>> START Task data

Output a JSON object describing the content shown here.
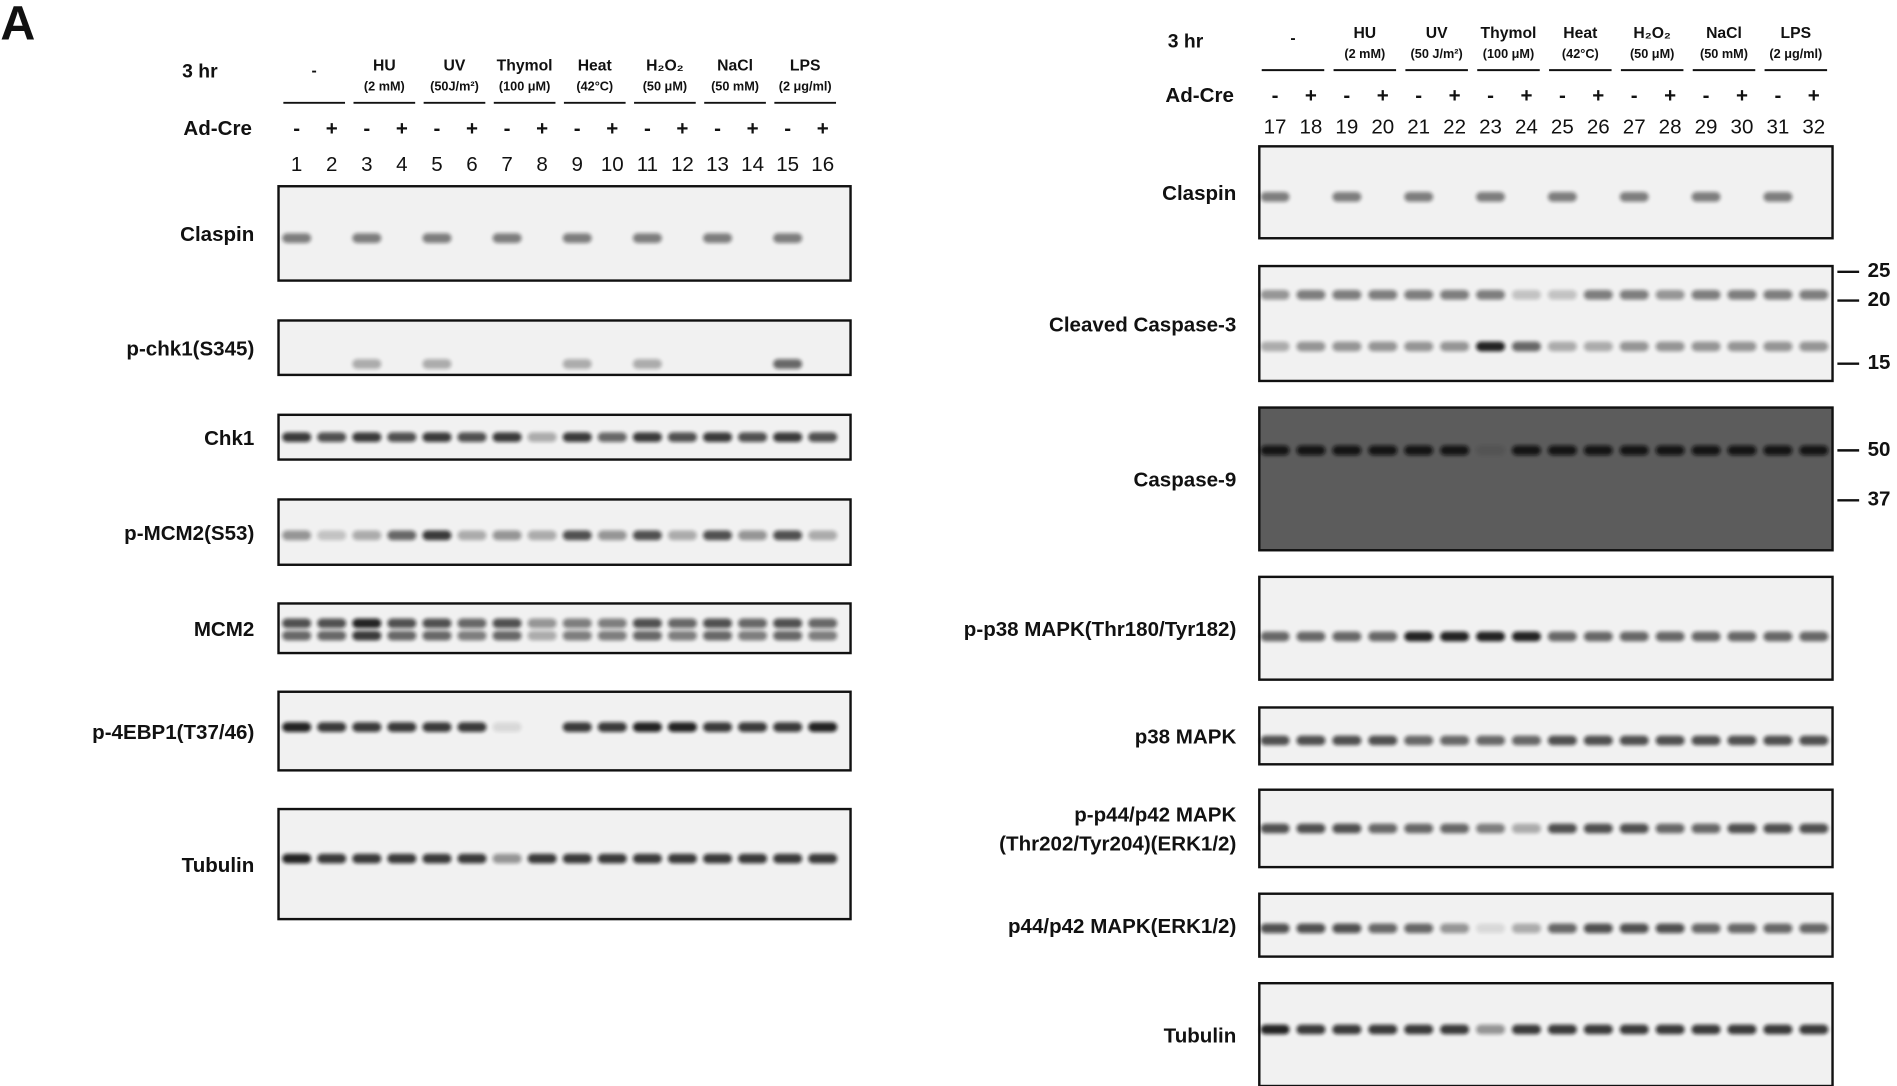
{
  "panel_label": "A",
  "panels": [
    {
      "time": "3 hr",
      "row_label": "Ad-Cre",
      "treatments": [
        {
          "name": "-"
        },
        {
          "name": "HU",
          "sub": "(2 mM)"
        },
        {
          "name": "UV",
          "sub": "(50J/m²)"
        },
        {
          "name": "Thymol",
          "sub": "(100 μM)"
        },
        {
          "name": "Heat",
          "sub": "(42°C)"
        },
        {
          "name": "H₂O₂",
          "sub": "(50 μM)"
        },
        {
          "name": "NaCl",
          "sub": "(50 mM)"
        },
        {
          "name": "LPS",
          "sub": "(2 μg/ml)"
        }
      ],
      "signs": [
        "-",
        "+",
        "-",
        "+",
        "-",
        "+",
        "-",
        "+",
        "-",
        "+",
        "-",
        "+",
        "-",
        "+",
        "-",
        "+"
      ],
      "lanes": [
        1,
        2,
        3,
        4,
        5,
        6,
        7,
        8,
        9,
        10,
        11,
        12,
        13,
        14,
        15,
        16
      ],
      "blots": [
        {
          "label": "Claspin"
        },
        {
          "label": "p-chk1(S345)"
        },
        {
          "label": "Chk1"
        },
        {
          "label": "p-MCM2(S53)"
        },
        {
          "label": "MCM2"
        },
        {
          "label": "p-4EBP1(T37/46)"
        },
        {
          "label": "Tubulin"
        }
      ]
    },
    {
      "time": "3 hr",
      "row_label": "Ad-Cre",
      "treatments": [
        {
          "name": "-"
        },
        {
          "name": "HU",
          "sub": "(2 mM)"
        },
        {
          "name": "UV",
          "sub": "(50 J/m²)"
        },
        {
          "name": "Thymol",
          "sub": "(100 μM)"
        },
        {
          "name": "Heat",
          "sub": "(42°C)"
        },
        {
          "name": "H₂O₂",
          "sub": "(50 μM)"
        },
        {
          "name": "NaCl",
          "sub": "(50 mM)"
        },
        {
          "name": "LPS",
          "sub": "(2 μg/ml)"
        }
      ],
      "signs": [
        "-",
        "+",
        "-",
        "+",
        "-",
        "+",
        "-",
        "+",
        "-",
        "+",
        "-",
        "+",
        "-",
        "+",
        "-",
        "+"
      ],
      "lanes": [
        17,
        18,
        19,
        20,
        21,
        22,
        23,
        24,
        25,
        26,
        27,
        28,
        29,
        30,
        31,
        32
      ],
      "blots": [
        {
          "label": "Claspin"
        },
        {
          "label": "Cleaved Caspase-3",
          "markers": [
            25,
            20,
            15
          ]
        },
        {
          "label": "Caspase-9",
          "markers": [
            50,
            37
          ]
        },
        {
          "label": "p-p38 MAPK(Thr180/Tyr182)"
        },
        {
          "label": "p38 MAPK"
        },
        {
          "label": [
            "p-p44/p42 MAPK",
            "(Thr202/Tyr204)(ERK1/2)"
          ]
        },
        {
          "label": "p44/p42 MAPK(ERK1/2)"
        },
        {
          "label": "Tubulin"
        }
      ]
    }
  ]
}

>> END Task data

What to do: Reproduce each entry verbatim, excluding any embedded images.

Final answer:
Output a JSON object describing the content shown here.
{
  "panel_label": "A",
  "panels": [
    {
      "time": "3 hr",
      "row_label": "Ad-Cre",
      "treatments": [
        {
          "name": "-"
        },
        {
          "name": "HU",
          "sub": "(2 mM)"
        },
        {
          "name": "UV",
          "sub": "(50J/m²)"
        },
        {
          "name": "Thymol",
          "sub": "(100 μM)"
        },
        {
          "name": "Heat",
          "sub": "(42°C)"
        },
        {
          "name": "H₂O₂",
          "sub": "(50 μM)"
        },
        {
          "name": "NaCl",
          "sub": "(50 mM)"
        },
        {
          "name": "LPS",
          "sub": "(2 μg/ml)"
        }
      ],
      "signs": [
        "-",
        "+",
        "-",
        "+",
        "-",
        "+",
        "-",
        "+",
        "-",
        "+",
        "-",
        "+",
        "-",
        "+",
        "-",
        "+"
      ],
      "lanes": [
        1,
        2,
        3,
        4,
        5,
        6,
        7,
        8,
        9,
        10,
        11,
        12,
        13,
        14,
        15,
        16
      ],
      "blots": [
        {
          "label": "Claspin"
        },
        {
          "label": "p-chk1(S345)"
        },
        {
          "label": "Chk1"
        },
        {
          "label": "p-MCM2(S53)"
        },
        {
          "label": "MCM2"
        },
        {
          "label": "p-4EBP1(T37/46)"
        },
        {
          "label": "Tubulin"
        }
      ]
    },
    {
      "time": "3 hr",
      "row_label": "Ad-Cre",
      "treatments": [
        {
          "name": "-"
        },
        {
          "name": "HU",
          "sub": "(2 mM)"
        },
        {
          "name": "UV",
          "sub": "(50 J/m²)"
        },
        {
          "name": "Thymol",
          "sub": "(100 μM)"
        },
        {
          "name": "Heat",
          "sub": "(42°C)"
        },
        {
          "name": "H₂O₂",
          "sub": "(50 μM)"
        },
        {
          "name": "NaCl",
          "sub": "(50 mM)"
        },
        {
          "name": "LPS",
          "sub": "(2 μg/ml)"
        }
      ],
      "signs": [
        "-",
        "+",
        "-",
        "+",
        "-",
        "+",
        "-",
        "+",
        "-",
        "+",
        "-",
        "+",
        "-",
        "+",
        "-",
        "+"
      ],
      "lanes": [
        17,
        18,
        19,
        20,
        21,
        22,
        23,
        24,
        25,
        26,
        27,
        28,
        29,
        30,
        31,
        32
      ],
      "blots": [
        {
          "label": "Claspin"
        },
        {
          "label": "Cleaved Caspase-3",
          "markers": [
            25,
            20,
            15
          ]
        },
        {
          "label": "Caspase-9",
          "markers": [
            50,
            37
          ]
        },
        {
          "label": "p-p38 MAPK(Thr180/Tyr182)"
        },
        {
          "label": "p38 MAPK"
        },
        {
          "label": [
            "p-p44/p42 MAPK",
            "(Thr202/Tyr204)(ERK1/2)"
          ]
        },
        {
          "label": "p44/p42 MAPK(ERK1/2)"
        },
        {
          "label": "Tubulin"
        }
      ]
    }
  ]
}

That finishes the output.